> _TEXT SHOWN_
════════
There is any performance difference between &Vec<f32> and &[f32]?

Hi,
There is any performance difference (speed) between &Vec and &[f32]?

I am not an expert so i am not sure, but I can still share my apriori waiting for someone else to answer you, but since a vec is only a wrapper around an &[f32], i would say no, and also because the compiler will handle it probably the same way. But, there could potentially be a difference between a [f32; N] and a Vec<f32> since one can be in stack but not the other.

So if your &[f32] just comes out of the vec, probably no, but if your &[f32] comes out of a [f32; N], then maybe, but even there I am not really sure.

1 Like

A Vec<f32> stores a pointer to the memory it manages, which is a sort of [f32]. Every &T is also a pointer to T.

Therefore, &Vec<f32> is a pointer to a pointer to [f32] — meaning that accessing the items in it requires the CPU to dereference two pointers, one after the other. (And one pointer must be dereferenced to even find its length.) Thus, it will often be slower to access, at least when the relevant data is not in cache.
════════
> _ITEMS_
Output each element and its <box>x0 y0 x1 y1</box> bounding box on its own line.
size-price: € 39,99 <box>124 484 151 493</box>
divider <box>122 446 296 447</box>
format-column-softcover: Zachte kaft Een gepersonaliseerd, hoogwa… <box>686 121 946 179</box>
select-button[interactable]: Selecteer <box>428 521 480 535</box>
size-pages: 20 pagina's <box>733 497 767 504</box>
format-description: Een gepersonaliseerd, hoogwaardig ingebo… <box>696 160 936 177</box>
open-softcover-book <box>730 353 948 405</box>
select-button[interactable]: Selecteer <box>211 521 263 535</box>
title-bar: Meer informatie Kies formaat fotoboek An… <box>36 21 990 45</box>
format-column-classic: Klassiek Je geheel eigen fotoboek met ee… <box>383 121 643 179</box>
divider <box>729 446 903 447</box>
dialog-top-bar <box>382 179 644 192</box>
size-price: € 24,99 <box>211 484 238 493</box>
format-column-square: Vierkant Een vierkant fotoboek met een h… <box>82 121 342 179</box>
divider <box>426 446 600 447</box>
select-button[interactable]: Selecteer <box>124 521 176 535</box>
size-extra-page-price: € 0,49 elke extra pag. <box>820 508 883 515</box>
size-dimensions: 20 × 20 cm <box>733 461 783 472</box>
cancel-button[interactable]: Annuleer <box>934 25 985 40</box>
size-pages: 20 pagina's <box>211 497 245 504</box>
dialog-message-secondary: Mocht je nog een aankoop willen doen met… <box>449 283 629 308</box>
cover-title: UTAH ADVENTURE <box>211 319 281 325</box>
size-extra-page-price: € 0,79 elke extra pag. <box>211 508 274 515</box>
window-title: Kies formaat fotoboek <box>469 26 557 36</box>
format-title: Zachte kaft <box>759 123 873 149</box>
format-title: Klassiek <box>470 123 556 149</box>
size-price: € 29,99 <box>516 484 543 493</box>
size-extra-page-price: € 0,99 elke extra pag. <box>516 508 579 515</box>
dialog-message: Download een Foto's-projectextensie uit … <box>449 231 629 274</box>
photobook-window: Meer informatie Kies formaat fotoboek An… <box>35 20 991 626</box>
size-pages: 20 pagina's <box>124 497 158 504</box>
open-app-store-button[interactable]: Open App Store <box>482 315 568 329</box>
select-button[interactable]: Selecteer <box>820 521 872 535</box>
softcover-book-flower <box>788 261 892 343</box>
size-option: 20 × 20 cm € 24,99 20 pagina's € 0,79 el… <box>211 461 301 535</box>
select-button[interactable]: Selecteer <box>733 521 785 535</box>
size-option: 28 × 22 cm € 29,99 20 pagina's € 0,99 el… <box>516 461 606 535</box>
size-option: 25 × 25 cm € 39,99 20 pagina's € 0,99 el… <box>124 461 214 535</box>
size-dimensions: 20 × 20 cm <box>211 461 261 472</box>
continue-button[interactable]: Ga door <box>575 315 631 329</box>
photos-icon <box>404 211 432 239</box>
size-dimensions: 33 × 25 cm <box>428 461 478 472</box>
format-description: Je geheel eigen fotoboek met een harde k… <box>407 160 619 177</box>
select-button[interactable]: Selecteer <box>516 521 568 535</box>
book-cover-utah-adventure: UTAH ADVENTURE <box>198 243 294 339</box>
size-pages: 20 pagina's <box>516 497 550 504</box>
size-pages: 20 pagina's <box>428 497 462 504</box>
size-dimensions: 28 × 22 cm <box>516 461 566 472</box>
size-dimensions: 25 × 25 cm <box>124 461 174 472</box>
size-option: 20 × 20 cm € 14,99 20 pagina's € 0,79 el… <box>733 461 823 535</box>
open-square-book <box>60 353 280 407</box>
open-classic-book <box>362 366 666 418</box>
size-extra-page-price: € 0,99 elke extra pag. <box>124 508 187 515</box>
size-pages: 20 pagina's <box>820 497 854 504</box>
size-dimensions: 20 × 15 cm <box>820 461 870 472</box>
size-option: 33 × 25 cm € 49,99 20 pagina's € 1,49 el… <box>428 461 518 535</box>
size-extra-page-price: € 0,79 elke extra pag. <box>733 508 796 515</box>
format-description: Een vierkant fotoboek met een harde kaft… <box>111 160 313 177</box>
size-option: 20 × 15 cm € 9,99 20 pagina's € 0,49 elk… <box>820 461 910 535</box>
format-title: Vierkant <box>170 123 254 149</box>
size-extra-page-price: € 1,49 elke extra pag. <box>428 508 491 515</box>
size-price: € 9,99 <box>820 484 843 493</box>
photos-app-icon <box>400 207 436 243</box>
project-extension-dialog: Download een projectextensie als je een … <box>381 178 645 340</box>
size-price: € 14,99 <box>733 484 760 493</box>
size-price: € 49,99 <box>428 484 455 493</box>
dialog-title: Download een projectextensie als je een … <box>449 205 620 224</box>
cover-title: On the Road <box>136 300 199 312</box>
════════
> _INSTRUCTIONS_
#1 Rewrite the paragraph of the thread beginning "Therefore, &Vec<f32> is a pointer" as a short bulleted list, keeping its main facts.
#2 Say whether each statement agrees with the thread. Answer yes or no, and quote the words that decide it.
(a) The first reply says a [f32; N] and a Vec<f32> might differ because one can be on the stack.
(b) The last reply says &Vec<f32> is always slower to access.
(c) The writer of the first reply says they are an expert.

> _RESULTS FOR EACH TASK_
#1
- &Vec<f32> is a pointer to a pointer to [f32].
- Getting at its items requires the CPU to dereference two pointers, one after the other.
- Even finding its length requires dereferencing one pointer.
- So it will often be slower to access, at least when the relevant data is not in cache.

#2
(a) Yes: "there could potentially be a difference between a [f32; N] and a Vec<f32> since one can be in stack but not the other"
(b) No: "it will often be slower to access, at least when the relevant data is not in cache"
(c) No: "I am not an expert"